▶ TASK OBJECTIVE:
Track down every line below that holds "torri" and copy it.
BEGIN SOURCE DATA
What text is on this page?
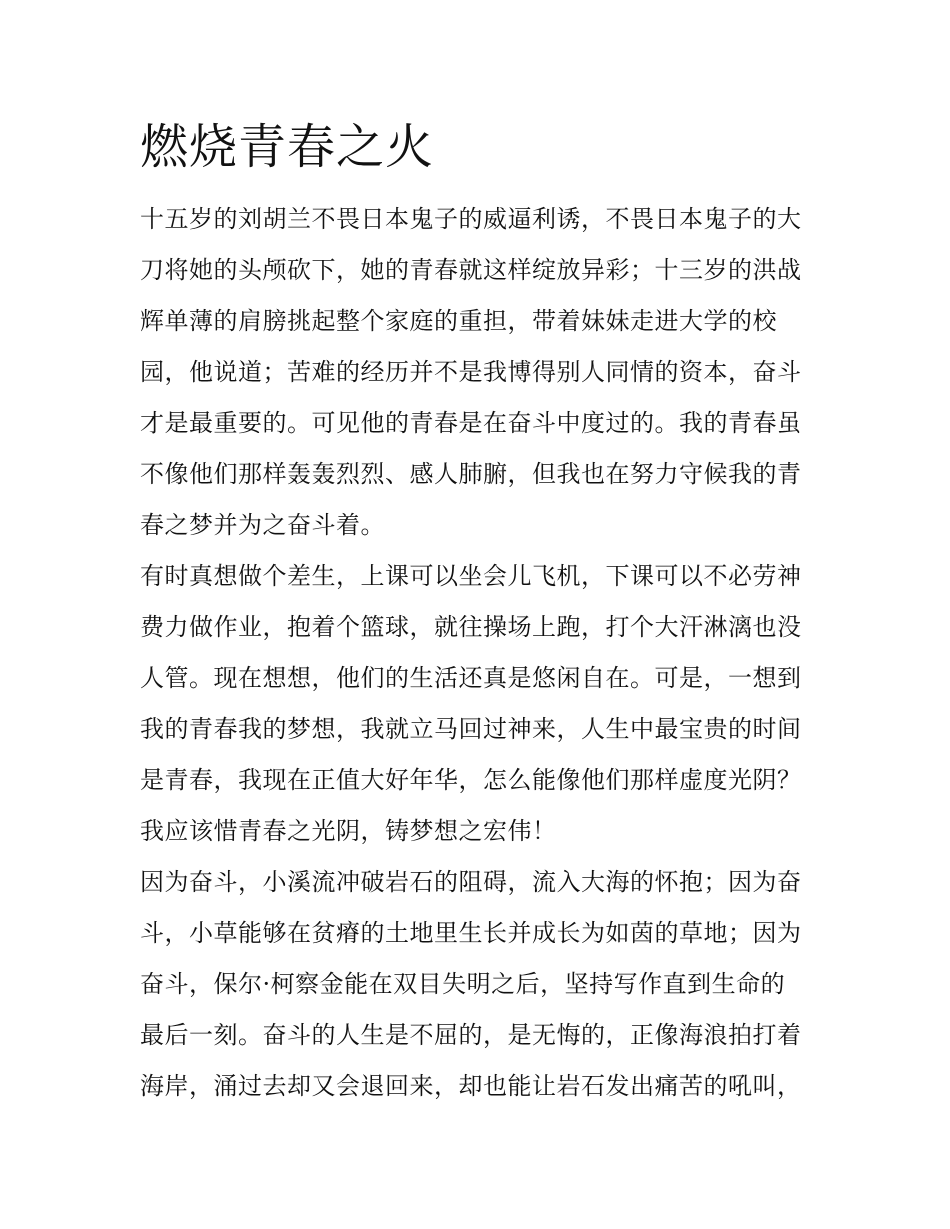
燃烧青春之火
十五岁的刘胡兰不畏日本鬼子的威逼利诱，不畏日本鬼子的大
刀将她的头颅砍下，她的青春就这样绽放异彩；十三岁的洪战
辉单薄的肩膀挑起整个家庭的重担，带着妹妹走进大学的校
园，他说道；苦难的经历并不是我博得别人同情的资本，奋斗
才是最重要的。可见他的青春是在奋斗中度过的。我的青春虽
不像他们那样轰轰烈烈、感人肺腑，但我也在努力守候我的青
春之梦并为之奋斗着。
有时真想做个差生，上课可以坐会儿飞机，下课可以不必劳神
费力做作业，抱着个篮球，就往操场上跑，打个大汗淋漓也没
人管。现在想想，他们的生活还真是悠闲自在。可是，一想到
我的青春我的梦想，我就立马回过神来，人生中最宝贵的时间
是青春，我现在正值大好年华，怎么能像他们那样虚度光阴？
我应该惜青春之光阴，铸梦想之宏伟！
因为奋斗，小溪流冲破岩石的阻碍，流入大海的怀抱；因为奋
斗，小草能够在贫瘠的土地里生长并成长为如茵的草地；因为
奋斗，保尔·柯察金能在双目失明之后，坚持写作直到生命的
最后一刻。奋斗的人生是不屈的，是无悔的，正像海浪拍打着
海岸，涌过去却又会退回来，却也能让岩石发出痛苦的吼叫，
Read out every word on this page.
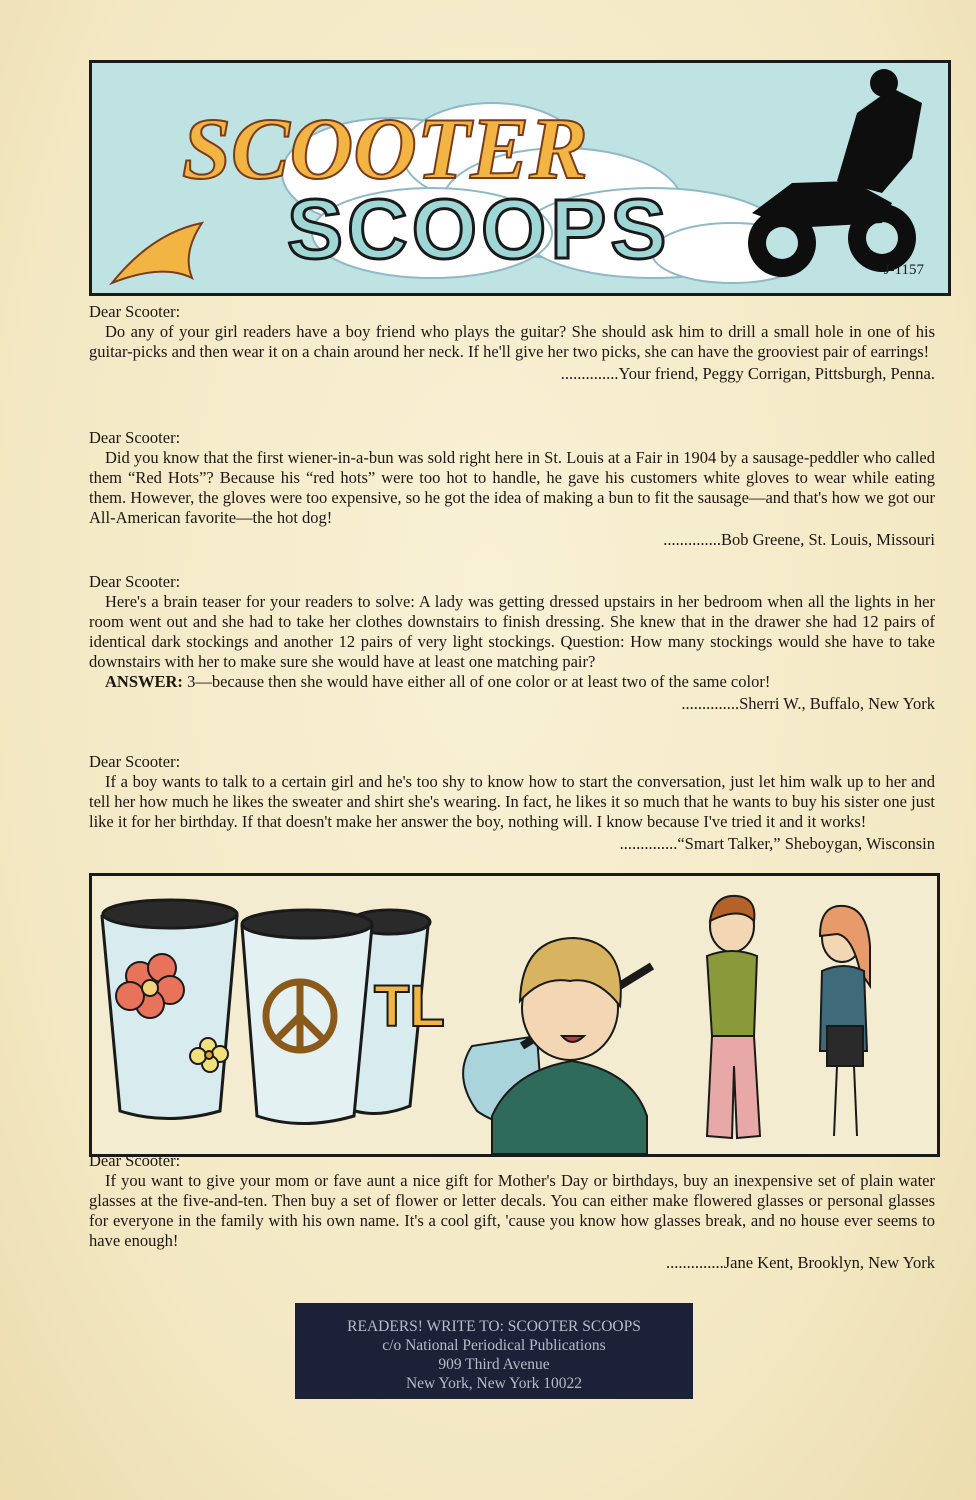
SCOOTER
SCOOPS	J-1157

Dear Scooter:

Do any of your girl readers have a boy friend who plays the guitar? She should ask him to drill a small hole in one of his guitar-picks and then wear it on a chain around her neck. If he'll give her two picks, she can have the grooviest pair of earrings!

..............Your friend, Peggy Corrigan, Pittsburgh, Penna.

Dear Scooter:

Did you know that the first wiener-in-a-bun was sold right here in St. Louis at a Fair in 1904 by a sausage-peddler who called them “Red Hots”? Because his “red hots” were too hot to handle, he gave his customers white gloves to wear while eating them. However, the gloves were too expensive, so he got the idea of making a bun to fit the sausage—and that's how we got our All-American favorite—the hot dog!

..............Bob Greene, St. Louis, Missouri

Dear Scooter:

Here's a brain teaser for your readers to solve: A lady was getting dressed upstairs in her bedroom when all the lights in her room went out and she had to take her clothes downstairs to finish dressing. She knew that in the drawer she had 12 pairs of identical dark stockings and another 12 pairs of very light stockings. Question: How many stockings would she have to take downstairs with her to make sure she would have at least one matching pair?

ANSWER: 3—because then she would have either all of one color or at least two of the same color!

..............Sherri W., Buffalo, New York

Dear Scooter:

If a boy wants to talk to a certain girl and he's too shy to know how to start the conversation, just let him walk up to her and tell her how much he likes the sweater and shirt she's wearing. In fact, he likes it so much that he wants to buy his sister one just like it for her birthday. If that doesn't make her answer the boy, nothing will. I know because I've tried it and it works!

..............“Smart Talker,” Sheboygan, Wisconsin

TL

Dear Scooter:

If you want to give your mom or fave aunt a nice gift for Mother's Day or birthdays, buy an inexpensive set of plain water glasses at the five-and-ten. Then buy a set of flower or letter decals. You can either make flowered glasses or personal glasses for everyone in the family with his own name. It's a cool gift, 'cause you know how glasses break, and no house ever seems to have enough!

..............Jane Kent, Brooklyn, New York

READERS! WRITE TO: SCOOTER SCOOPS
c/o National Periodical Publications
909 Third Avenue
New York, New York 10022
END SOURCE DATA
BEGIN SOURCE DATA
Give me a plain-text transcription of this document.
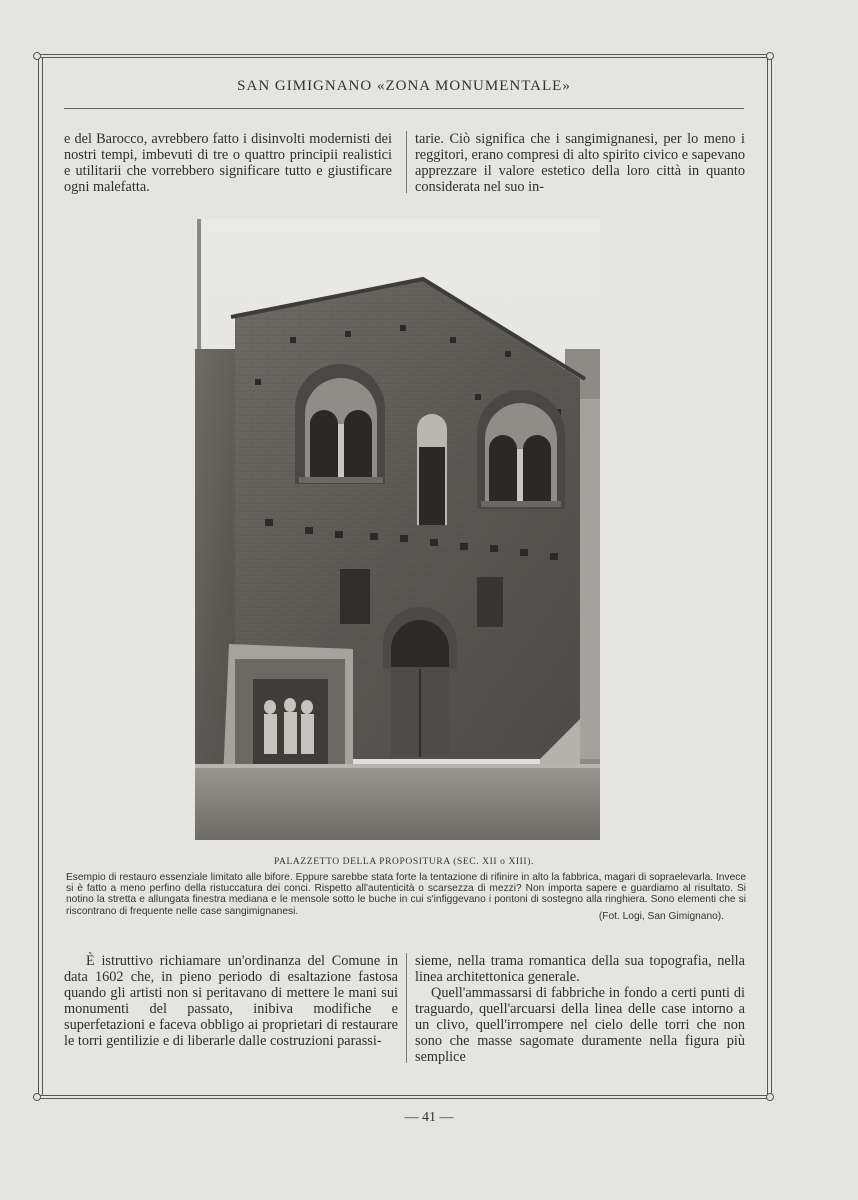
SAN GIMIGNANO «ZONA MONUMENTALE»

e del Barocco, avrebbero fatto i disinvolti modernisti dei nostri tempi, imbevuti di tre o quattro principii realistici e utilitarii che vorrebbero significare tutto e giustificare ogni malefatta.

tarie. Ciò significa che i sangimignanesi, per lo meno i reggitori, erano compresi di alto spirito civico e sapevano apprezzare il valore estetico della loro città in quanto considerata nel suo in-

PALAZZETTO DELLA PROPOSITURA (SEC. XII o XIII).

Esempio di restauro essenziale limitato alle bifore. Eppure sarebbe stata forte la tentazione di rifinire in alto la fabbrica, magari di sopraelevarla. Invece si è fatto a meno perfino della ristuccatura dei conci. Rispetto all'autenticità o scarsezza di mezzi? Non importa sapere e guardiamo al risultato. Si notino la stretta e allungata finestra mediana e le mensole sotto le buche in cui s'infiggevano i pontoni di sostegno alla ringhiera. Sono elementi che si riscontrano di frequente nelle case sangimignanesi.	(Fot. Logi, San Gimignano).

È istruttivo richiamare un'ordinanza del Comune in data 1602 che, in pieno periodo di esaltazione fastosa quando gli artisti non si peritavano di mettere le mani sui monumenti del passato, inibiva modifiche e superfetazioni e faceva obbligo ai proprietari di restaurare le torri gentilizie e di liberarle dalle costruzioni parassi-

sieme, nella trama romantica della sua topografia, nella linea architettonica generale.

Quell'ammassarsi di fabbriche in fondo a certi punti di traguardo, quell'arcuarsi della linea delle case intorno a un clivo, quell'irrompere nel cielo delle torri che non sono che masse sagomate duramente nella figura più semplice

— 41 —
END SOURCE DATA
▶ ANSWER TO THIS TASK:
È istruttivo richiamare un'ordinanza del Comune in data 1602 che, in pieno periodo di esaltazione fastosa quando gli artisti non si peritavano di mettere le mani sui monumenti del passato, inibiva modifiche e superfetazioni e faceva obbligo ai proprietari di restaurare le torri gentilizie e di liberarle dalle costruzioni parassi-
Quell'ammassarsi di fabbriche in fondo a certi punti di traguardo, quell'arcuarsi della linea delle case intorno a un clivo, quell'irrompere nel cielo delle torri che non sono che masse sagomate duramente nella figura più semplice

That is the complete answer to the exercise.